*DIRECTIVE*.
Your task is to transcribe all of the records exactly and leave out the pictures.

*INPUT FOR THIS TASK*.
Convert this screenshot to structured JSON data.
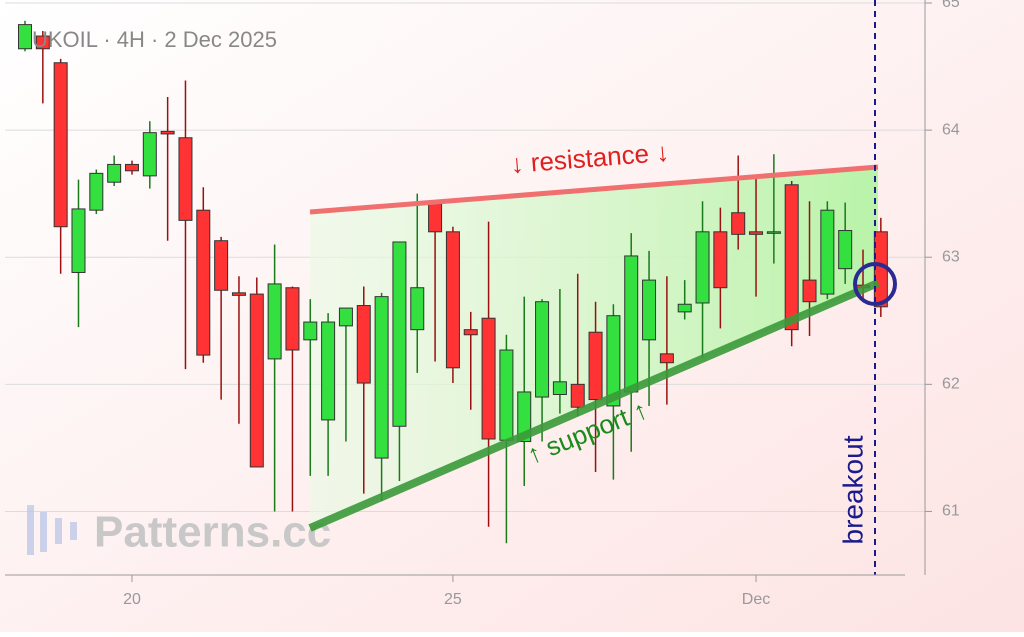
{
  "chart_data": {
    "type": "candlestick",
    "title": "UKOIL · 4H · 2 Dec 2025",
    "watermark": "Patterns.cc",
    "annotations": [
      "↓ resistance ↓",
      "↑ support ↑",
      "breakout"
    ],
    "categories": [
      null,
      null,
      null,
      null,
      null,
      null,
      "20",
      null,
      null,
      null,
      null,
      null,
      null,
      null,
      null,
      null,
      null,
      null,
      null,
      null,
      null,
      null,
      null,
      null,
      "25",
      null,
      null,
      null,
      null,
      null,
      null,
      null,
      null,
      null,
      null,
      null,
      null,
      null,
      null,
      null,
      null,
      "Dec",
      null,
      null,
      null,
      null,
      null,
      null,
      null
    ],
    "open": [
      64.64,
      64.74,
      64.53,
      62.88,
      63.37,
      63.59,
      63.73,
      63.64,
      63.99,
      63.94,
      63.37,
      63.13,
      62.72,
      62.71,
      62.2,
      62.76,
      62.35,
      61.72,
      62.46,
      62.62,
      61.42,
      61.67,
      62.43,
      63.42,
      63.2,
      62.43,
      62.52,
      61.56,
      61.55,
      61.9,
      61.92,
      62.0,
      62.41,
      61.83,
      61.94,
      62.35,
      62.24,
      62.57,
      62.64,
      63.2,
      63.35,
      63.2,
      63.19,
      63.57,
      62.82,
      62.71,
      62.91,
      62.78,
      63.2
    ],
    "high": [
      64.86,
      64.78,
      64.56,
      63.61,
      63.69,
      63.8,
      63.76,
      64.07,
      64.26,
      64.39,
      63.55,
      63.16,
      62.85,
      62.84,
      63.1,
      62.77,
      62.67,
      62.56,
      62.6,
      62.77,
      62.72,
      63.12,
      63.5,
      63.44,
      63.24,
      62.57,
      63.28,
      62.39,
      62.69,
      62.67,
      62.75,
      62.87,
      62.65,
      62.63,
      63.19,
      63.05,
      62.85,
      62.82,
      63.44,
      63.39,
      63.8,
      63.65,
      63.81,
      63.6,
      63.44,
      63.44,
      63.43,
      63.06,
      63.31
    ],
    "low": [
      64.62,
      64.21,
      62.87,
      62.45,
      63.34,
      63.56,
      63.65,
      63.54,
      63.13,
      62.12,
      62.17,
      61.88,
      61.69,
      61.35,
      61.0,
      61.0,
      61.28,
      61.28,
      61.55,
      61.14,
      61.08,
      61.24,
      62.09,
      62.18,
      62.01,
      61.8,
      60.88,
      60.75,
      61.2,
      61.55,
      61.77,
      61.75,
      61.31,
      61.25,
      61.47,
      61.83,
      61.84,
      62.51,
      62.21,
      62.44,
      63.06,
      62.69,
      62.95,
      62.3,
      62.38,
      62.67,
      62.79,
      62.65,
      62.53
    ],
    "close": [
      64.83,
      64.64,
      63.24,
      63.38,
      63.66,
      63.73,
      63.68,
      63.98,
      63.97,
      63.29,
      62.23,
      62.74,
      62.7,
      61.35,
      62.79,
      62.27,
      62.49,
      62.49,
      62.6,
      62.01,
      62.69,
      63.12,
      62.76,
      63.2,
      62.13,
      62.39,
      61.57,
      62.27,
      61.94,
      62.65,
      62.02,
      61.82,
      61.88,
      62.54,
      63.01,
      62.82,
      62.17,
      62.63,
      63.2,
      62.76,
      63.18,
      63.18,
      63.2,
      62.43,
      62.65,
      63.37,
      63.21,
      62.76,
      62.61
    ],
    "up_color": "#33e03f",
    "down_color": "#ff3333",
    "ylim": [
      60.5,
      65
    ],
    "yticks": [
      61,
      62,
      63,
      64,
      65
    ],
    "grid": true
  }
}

*THE RESULT*.
Convert this screenshot to structured JSON data.
{
  "chart_data": {
    "type": "candlestick",
    "title": "UKOIL · 4H · 2 Dec 2025",
    "watermark": "Patterns.cc",
    "annotations": [
      "↓ resistance ↓",
      "↑ support ↑",
      "breakout"
    ],
    "categories": [
      null,
      null,
      null,
      null,
      null,
      null,
      "20",
      null,
      null,
      null,
      null,
      null,
      null,
      null,
      null,
      null,
      null,
      null,
      null,
      null,
      null,
      null,
      null,
      null,
      "25",
      null,
      null,
      null,
      null,
      null,
      null,
      null,
      null,
      null,
      null,
      null,
      null,
      null,
      null,
      null,
      null,
      "Dec",
      null,
      null,
      null,
      null,
      null,
      null,
      null
    ],
    "open": [
      64.64,
      64.74,
      64.53,
      62.88,
      63.37,
      63.59,
      63.73,
      63.64,
      63.99,
      63.94,
      63.37,
      63.13,
      62.72,
      62.71,
      62.2,
      62.76,
      62.35,
      61.72,
      62.46,
      62.62,
      61.42,
      61.67,
      62.43,
      63.42,
      63.2,
      62.43,
      62.52,
      61.56,
      61.55,
      61.9,
      61.92,
      62.0,
      62.41,
      61.83,
      61.94,
      62.35,
      62.24,
      62.57,
      62.64,
      63.2,
      63.35,
      63.2,
      63.19,
      63.57,
      62.82,
      62.71,
      62.91,
      62.78,
      63.2
    ],
    "high": [
      64.86,
      64.78,
      64.56,
      63.61,
      63.69,
      63.8,
      63.76,
      64.07,
      64.26,
      64.39,
      63.55,
      63.16,
      62.85,
      62.84,
      63.1,
      62.77,
      62.67,
      62.56,
      62.6,
      62.77,
      62.72,
      63.12,
      63.5,
      63.44,
      63.24,
      62.57,
      63.28,
      62.39,
      62.69,
      62.67,
      62.75,
      62.87,
      62.65,
      62.63,
      63.19,
      63.05,
      62.85,
      62.82,
      63.44,
      63.39,
      63.8,
      63.65,
      63.81,
      63.6,
      63.44,
      63.44,
      63.43,
      63.06,
      63.31
    ],
    "low": [
      64.62,
      64.21,
      62.87,
      62.45,
      63.34,
      63.56,
      63.65,
      63.54,
      63.13,
      62.12,
      62.17,
      61.88,
      61.69,
      61.35,
      61.0,
      61.0,
      61.28,
      61.28,
      61.55,
      61.14,
      61.08,
      61.24,
      62.09,
      62.18,
      62.01,
      61.8,
      60.88,
      60.75,
      61.2,
      61.55,
      61.77,
      61.75,
      61.31,
      61.25,
      61.47,
      61.83,
      61.84,
      62.51,
      62.21,
      62.44,
      63.06,
      62.69,
      62.95,
      62.3,
      62.38,
      62.67,
      62.79,
      62.65,
      62.53
    ],
    "close": [
      64.83,
      64.64,
      63.24,
      63.38,
      63.66,
      63.73,
      63.68,
      63.98,
      63.97,
      63.29,
      62.23,
      62.74,
      62.7,
      61.35,
      62.79,
      62.27,
      62.49,
      62.49,
      62.6,
      62.01,
      62.69,
      63.12,
      62.76,
      63.2,
      62.13,
      62.39,
      61.57,
      62.27,
      61.94,
      62.65,
      62.02,
      61.82,
      61.88,
      62.54,
      63.01,
      62.82,
      62.17,
      62.63,
      63.2,
      62.76,
      63.18,
      63.18,
      63.2,
      62.43,
      62.65,
      63.37,
      63.21,
      62.76,
      62.61
    ],
    "up_color": "#33e03f",
    "down_color": "#ff3333",
    "ylim": [
      60.5,
      65
    ],
    "yticks": [
      61,
      62,
      63,
      64,
      65
    ],
    "grid": true
  }
}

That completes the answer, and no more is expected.